• [Exercise input]:
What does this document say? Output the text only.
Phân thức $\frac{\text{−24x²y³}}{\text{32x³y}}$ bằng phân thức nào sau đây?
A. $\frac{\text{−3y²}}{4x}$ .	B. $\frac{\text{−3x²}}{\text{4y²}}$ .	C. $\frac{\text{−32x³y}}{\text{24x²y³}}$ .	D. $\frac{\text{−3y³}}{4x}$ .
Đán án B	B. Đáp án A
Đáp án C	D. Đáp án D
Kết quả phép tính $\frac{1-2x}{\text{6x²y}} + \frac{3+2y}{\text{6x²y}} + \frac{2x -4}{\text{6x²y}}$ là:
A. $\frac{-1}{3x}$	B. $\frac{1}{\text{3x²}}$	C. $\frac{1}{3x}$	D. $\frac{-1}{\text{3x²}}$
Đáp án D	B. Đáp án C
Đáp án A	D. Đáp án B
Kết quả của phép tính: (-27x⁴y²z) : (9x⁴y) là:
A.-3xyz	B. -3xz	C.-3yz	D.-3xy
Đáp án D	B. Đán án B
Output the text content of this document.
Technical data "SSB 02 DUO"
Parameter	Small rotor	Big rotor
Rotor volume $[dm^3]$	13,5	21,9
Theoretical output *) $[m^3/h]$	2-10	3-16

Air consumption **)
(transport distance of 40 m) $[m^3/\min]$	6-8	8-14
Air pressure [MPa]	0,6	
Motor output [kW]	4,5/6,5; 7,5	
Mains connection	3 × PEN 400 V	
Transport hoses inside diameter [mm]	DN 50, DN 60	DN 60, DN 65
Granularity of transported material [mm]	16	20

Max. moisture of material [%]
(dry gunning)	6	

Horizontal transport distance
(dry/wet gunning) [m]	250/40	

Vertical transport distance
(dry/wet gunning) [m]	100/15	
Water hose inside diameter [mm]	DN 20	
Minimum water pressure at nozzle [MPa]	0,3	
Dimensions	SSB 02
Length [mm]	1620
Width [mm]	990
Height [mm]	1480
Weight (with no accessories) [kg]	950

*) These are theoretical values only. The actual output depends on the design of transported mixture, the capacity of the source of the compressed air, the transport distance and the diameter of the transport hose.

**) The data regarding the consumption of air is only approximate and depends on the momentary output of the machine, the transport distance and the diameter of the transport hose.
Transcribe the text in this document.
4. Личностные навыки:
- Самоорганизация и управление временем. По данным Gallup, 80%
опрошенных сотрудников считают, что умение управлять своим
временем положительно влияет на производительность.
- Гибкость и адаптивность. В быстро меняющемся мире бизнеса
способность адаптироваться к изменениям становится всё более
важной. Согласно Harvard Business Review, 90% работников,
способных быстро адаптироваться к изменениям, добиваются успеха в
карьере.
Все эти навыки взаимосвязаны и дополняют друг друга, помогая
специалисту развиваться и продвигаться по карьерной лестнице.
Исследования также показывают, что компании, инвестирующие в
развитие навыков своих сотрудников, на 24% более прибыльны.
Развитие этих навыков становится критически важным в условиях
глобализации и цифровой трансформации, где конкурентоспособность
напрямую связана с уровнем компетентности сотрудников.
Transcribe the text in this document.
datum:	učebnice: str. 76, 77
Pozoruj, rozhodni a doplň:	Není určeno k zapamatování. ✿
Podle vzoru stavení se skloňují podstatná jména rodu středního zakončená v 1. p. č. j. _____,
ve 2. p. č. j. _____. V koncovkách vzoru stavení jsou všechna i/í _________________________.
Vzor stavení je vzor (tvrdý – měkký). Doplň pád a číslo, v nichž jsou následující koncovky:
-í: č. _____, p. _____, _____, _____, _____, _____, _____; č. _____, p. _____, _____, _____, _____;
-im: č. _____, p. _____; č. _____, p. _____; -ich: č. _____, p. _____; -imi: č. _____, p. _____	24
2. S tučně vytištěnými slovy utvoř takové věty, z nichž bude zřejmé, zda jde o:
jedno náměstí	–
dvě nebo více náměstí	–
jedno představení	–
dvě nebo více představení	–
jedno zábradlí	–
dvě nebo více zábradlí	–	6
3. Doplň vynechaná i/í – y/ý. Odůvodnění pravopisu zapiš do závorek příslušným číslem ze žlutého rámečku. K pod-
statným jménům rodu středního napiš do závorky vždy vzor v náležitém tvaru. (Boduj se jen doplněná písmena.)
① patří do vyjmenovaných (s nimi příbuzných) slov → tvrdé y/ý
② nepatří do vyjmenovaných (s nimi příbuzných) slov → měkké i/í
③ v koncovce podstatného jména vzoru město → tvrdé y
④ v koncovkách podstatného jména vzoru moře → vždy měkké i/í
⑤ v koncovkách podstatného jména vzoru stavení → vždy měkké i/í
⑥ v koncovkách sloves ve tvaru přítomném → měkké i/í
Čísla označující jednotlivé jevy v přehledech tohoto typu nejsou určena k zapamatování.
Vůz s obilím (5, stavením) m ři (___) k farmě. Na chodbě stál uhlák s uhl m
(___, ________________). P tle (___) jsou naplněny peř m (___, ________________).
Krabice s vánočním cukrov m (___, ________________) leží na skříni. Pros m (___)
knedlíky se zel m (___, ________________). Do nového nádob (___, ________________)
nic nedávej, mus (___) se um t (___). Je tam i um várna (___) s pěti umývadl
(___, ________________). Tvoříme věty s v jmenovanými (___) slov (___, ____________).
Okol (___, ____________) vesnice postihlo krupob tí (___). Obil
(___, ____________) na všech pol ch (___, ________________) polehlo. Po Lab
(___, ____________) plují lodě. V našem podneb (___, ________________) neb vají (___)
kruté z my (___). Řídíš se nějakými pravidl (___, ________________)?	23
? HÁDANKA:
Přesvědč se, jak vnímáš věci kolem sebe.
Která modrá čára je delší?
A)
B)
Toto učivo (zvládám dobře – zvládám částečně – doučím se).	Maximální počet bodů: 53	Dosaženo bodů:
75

• [Exercise objective]: Identify all lines in the records above with the word "tvrdé".

• [Reply]:
① patří do vyjmenovaných (s nimi příbuzných) slov → tvrdé y/ý
③ v koncovce podstatného jména vzoru město → tvrdé y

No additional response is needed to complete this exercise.